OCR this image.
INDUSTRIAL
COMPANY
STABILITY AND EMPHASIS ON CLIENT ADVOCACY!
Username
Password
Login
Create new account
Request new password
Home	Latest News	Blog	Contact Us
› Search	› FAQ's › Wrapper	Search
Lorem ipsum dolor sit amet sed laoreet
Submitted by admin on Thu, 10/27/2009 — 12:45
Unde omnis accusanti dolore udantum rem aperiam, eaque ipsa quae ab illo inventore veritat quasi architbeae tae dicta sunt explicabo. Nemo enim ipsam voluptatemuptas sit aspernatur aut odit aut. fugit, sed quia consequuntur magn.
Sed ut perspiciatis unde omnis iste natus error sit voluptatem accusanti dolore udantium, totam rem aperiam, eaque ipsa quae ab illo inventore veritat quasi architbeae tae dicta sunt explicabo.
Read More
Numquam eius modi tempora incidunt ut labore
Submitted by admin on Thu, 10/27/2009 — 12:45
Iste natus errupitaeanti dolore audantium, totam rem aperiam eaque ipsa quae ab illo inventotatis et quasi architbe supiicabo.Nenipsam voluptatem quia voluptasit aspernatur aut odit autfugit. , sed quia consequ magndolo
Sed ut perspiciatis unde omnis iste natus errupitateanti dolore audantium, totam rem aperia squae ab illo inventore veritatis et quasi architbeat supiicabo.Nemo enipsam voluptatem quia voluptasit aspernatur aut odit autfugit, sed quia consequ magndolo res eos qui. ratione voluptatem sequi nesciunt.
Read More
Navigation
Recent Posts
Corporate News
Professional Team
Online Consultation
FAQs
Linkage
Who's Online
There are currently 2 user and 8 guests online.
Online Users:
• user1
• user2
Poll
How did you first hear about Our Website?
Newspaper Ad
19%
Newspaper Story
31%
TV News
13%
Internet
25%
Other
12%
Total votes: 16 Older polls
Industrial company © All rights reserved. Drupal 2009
§ §
Give all of the entries again, word for word.

OCR this image.
INDUSTRIAL
COMPANY
STABILITY AND EMPHASIS ON CLIENT ADVOCACY!
Username
Password
Login
Create new account
Request new password
Home	Latest News	Blog	Contact Us
› Search	› FAQ's › Wrapper	Search
Lorem ipsum dolor sit amet sed laoreet
Submitted by admin on Thu, 10/27/2009 — 12:45
Unde omnis accusanti dolore udantum rem aperiam, eaque ipsa quae ab illo inventore veritat quasi architbeae tae dicta sunt explicabo. Nemo enim ipsam voluptatemuptas sit aspernatur aut odit aut. fugit, sed quia consequuntur magn.
Sed ut perspiciatis unde omnis iste natus error sit voluptatem accusanti dolore udantium, totam rem aperiam, eaque ipsa quae ab illo inventore veritat quasi architbeae tae dicta sunt explicabo.
Read More
Numquam eius modi tempora incidunt ut labore
Submitted by admin on Thu, 10/27/2009 — 12:45
Iste natus errupitaeanti dolore audantium, totam rem aperiam eaque ipsa quae ab illo inventotatis et quasi architbe supiicabo.Nenipsam voluptatem quia voluptasit aspernatur aut odit autfugit. , sed quia consequ magndolo
Sed ut perspiciatis unde omnis iste natus errupitateanti dolore audantium, totam rem aperia squae ab illo inventore veritatis et quasi architbeat supiicabo.Nemo enipsam voluptatem quia voluptasit aspernatur aut odit autfugit, sed quia consequ magndolo res eos qui. ratione voluptatem sequi nesciunt.
Read More
Navigation
Recent Posts
Corporate News
Professional Team
Online Consultation
FAQs
Linkage
Who's Online
There are currently 2 user and 8 guests online.
Online Users:
• user1
• user2
Poll
How did you first hear about Our Website?
Newspaper Ad
19%
Newspaper Story
31%
TV News
13%
Internet
25%
Other
12%
Total votes: 16 Older polls
Industrial company © All rights reserved. Drupal 2009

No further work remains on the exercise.